Copy out every line exactly, passing over the pictures.

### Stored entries
>>>>

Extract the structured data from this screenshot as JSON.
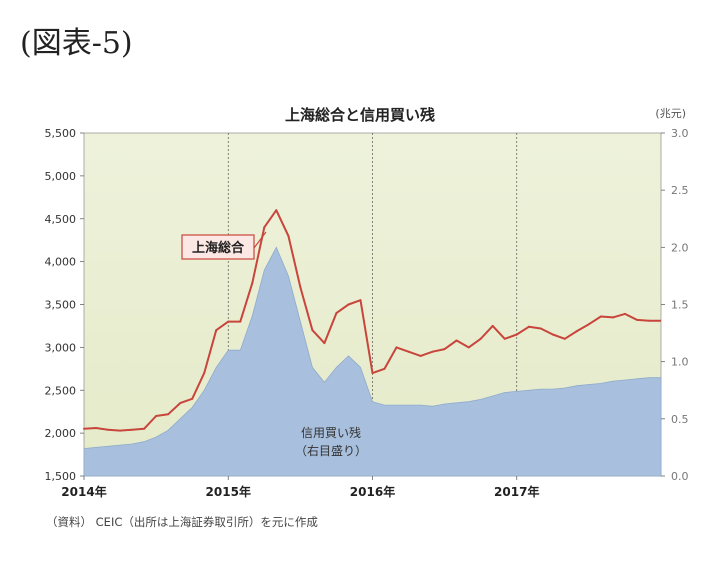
{
  "figure_label": "(図表-5)",
  "source_note": "（資料） CEIC（出所は上海証券取引所）を元に作成",
  "chart_data": {
    "type": "line",
    "title": "上海総合と信用買い残",
    "right_unit": "(兆元)",
    "xlabel": "",
    "x_ticks": [
      "2014年",
      "2015年",
      "2016年",
      "2017年"
    ],
    "x_range": [
      "2014-01",
      "2018-01"
    ],
    "left_axis": {
      "ylim": [
        1500,
        5500
      ],
      "ticks": [
        "1,500",
        "2,000",
        "2,500",
        "3,000",
        "3,500",
        "4,000",
        "4,500",
        "5,000",
        "5,500"
      ]
    },
    "right_axis": {
      "ylim": [
        0.0,
        3.0
      ],
      "ticks": [
        "0.0",
        "0.5",
        "1.0",
        "1.5",
        "2.0",
        "2.5",
        "3.0"
      ]
    },
    "grid": "vertical dashed at year boundaries",
    "series": [
      {
        "name": "上海総合",
        "axis": "left",
        "color": "#c8453c",
        "x": [
          "2014-01",
          "2014-02",
          "2014-03",
          "2014-04",
          "2014-05",
          "2014-06",
          "2014-07",
          "2014-08",
          "2014-09",
          "2014-10",
          "2014-11",
          "2014-12",
          "2015-01",
          "2015-02",
          "2015-03",
          "2015-04",
          "2015-05",
          "2015-06",
          "2015-07",
          "2015-08",
          "2015-09",
          "2015-10",
          "2015-11",
          "2015-12",
          "2016-01",
          "2016-02",
          "2016-03",
          "2016-04",
          "2016-05",
          "2016-06",
          "2016-07",
          "2016-08",
          "2016-09",
          "2016-10",
          "2016-11",
          "2016-12",
          "2017-01",
          "2017-02",
          "2017-03",
          "2017-04",
          "2017-05",
          "2017-06",
          "2017-07",
          "2017-08",
          "2017-09",
          "2017-10",
          "2017-11",
          "2017-12"
        ],
        "values": [
          2050,
          2060,
          2040,
          2030,
          2040,
          2050,
          2200,
          2220,
          2350,
          2400,
          2700,
          3200,
          3300,
          3300,
          3750,
          4400,
          4600,
          4300,
          3700,
          3200,
          3050,
          3400,
          3500,
          3550,
          2700,
          2750,
          3000,
          2950,
          2900,
          2950,
          2980,
          3080,
          3000,
          3100,
          3250,
          3100,
          3150,
          3240,
          3220,
          3150,
          3100,
          3190,
          3270,
          3360,
          3350,
          3390,
          3320,
          3310
        ]
      },
      {
        "name": "信用買い残 (右目盛り)",
        "axis": "right",
        "color": "#a8c0dd",
        "x": [
          "2014-01",
          "2014-02",
          "2014-03",
          "2014-04",
          "2014-05",
          "2014-06",
          "2014-07",
          "2014-08",
          "2014-09",
          "2014-10",
          "2014-11",
          "2014-12",
          "2015-01",
          "2015-02",
          "2015-03",
          "2015-04",
          "2015-05",
          "2015-06",
          "2015-07",
          "2015-08",
          "2015-09",
          "2015-10",
          "2015-11",
          "2015-12",
          "2016-01",
          "2016-02",
          "2016-03",
          "2016-04",
          "2016-05",
          "2016-06",
          "2016-07",
          "2016-08",
          "2016-09",
          "2016-10",
          "2016-11",
          "2016-12",
          "2017-01",
          "2017-02",
          "2017-03",
          "2017-04",
          "2017-05",
          "2017-06",
          "2017-07",
          "2017-08",
          "2017-09",
          "2017-10",
          "2017-11",
          "2017-12"
        ],
        "values": [
          0.24,
          0.25,
          0.26,
          0.27,
          0.28,
          0.3,
          0.34,
          0.4,
          0.5,
          0.6,
          0.75,
          0.95,
          1.1,
          1.1,
          1.4,
          1.8,
          2.0,
          1.75,
          1.35,
          0.95,
          0.82,
          0.95,
          1.05,
          0.95,
          0.65,
          0.62,
          0.62,
          0.62,
          0.62,
          0.61,
          0.63,
          0.64,
          0.65,
          0.67,
          0.7,
          0.73,
          0.74,
          0.75,
          0.76,
          0.76,
          0.77,
          0.79,
          0.8,
          0.81,
          0.83,
          0.84,
          0.85,
          0.86
        ]
      }
    ],
    "annotations": [
      {
        "text": "上海総合",
        "style": "callout box"
      },
      {
        "text": "信用買い残",
        "style": "label"
      },
      {
        "text": "（右目盛り）",
        "style": "label"
      }
    ]
  }
}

<<<<

### Output for this exercise
Extract the structured data from this screenshot as JSON.
{
  "figure_label": "(図表-5)",
  "source_note": "（資料） CEIC（出所は上海証券取引所）を元に作成",
  "chart_data": {
    "type": "line",
    "title": "上海総合と信用買い残",
    "right_unit": "(兆元)",
    "xlabel": "",
    "x_ticks": [
      "2014年",
      "2015年",
      "2016年",
      "2017年"
    ],
    "x_range": [
      "2014-01",
      "2018-01"
    ],
    "left_axis": {
      "ylim": [
        1500,
        5500
      ],
      "ticks": [
        "1,500",
        "2,000",
        "2,500",
        "3,000",
        "3,500",
        "4,000",
        "4,500",
        "5,000",
        "5,500"
      ]
    },
    "right_axis": {
      "ylim": [
        0.0,
        3.0
      ],
      "ticks": [
        "0.0",
        "0.5",
        "1.0",
        "1.5",
        "2.0",
        "2.5",
        "3.0"
      ]
    },
    "grid": "vertical dashed at year boundaries",
    "series": [
      {
        "name": "上海総合",
        "axis": "left",
        "color": "#c8453c",
        "x": [
          "2014-01",
          "2014-02",
          "2014-03",
          "2014-04",
          "2014-05",
          "2014-06",
          "2014-07",
          "2014-08",
          "2014-09",
          "2014-10",
          "2014-11",
          "2014-12",
          "2015-01",
          "2015-02",
          "2015-03",
          "2015-04",
          "2015-05",
          "2015-06",
          "2015-07",
          "2015-08",
          "2015-09",
          "2015-10",
          "2015-11",
          "2015-12",
          "2016-01",
          "2016-02",
          "2016-03",
          "2016-04",
          "2016-05",
          "2016-06",
          "2016-07",
          "2016-08",
          "2016-09",
          "2016-10",
          "2016-11",
          "2016-12",
          "2017-01",
          "2017-02",
          "2017-03",
          "2017-04",
          "2017-05",
          "2017-06",
          "2017-07",
          "2017-08",
          "2017-09",
          "2017-10",
          "2017-11",
          "2017-12"
        ],
        "values": [
          2050,
          2060,
          2040,
          2030,
          2040,
          2050,
          2200,
          2220,
          2350,
          2400,
          2700,
          3200,
          3300,
          3300,
          3750,
          4400,
          4600,
          4300,
          3700,
          3200,
          3050,
          3400,
          3500,
          3550,
          2700,
          2750,
          3000,
          2950,
          2900,
          2950,
          2980,
          3080,
          3000,
          3100,
          3250,
          3100,
          3150,
          3240,
          3220,
          3150,
          3100,
          3190,
          3270,
          3360,
          3350,
          3390,
          3320,
          3310
        ]
      },
      {
        "name": "信用買い残 (右目盛り)",
        "axis": "right",
        "color": "#a8c0dd",
        "x": [
          "2014-01",
          "2014-02",
          "2014-03",
          "2014-04",
          "2014-05",
          "2014-06",
          "2014-07",
          "2014-08",
          "2014-09",
          "2014-10",
          "2014-11",
          "2014-12",
          "2015-01",
          "2015-02",
          "2015-03",
          "2015-04",
          "2015-05",
          "2015-06",
          "2015-07",
          "2015-08",
          "2015-09",
          "2015-10",
          "2015-11",
          "2015-12",
          "2016-01",
          "2016-02",
          "2016-03",
          "2016-04",
          "2016-05",
          "2016-06",
          "2016-07",
          "2016-08",
          "2016-09",
          "2016-10",
          "2016-11",
          "2016-12",
          "2017-01",
          "2017-02",
          "2017-03",
          "2017-04",
          "2017-05",
          "2017-06",
          "2017-07",
          "2017-08",
          "2017-09",
          "2017-10",
          "2017-11",
          "2017-12"
        ],
        "values": [
          0.24,
          0.25,
          0.26,
          0.27,
          0.28,
          0.3,
          0.34,
          0.4,
          0.5,
          0.6,
          0.75,
          0.95,
          1.1,
          1.1,
          1.4,
          1.8,
          2.0,
          1.75,
          1.35,
          0.95,
          0.82,
          0.95,
          1.05,
          0.95,
          0.65,
          0.62,
          0.62,
          0.62,
          0.62,
          0.61,
          0.63,
          0.64,
          0.65,
          0.67,
          0.7,
          0.73,
          0.74,
          0.75,
          0.76,
          0.76,
          0.77,
          0.79,
          0.8,
          0.81,
          0.83,
          0.84,
          0.85,
          0.86
        ]
      }
    ],
    "annotations": [
      {
        "text": "上海総合",
        "style": "callout box"
      },
      {
        "text": "信用買い残",
        "style": "label"
      },
      {
        "text": "（右目盛り）",
        "style": "label"
      }
    ]
  }
}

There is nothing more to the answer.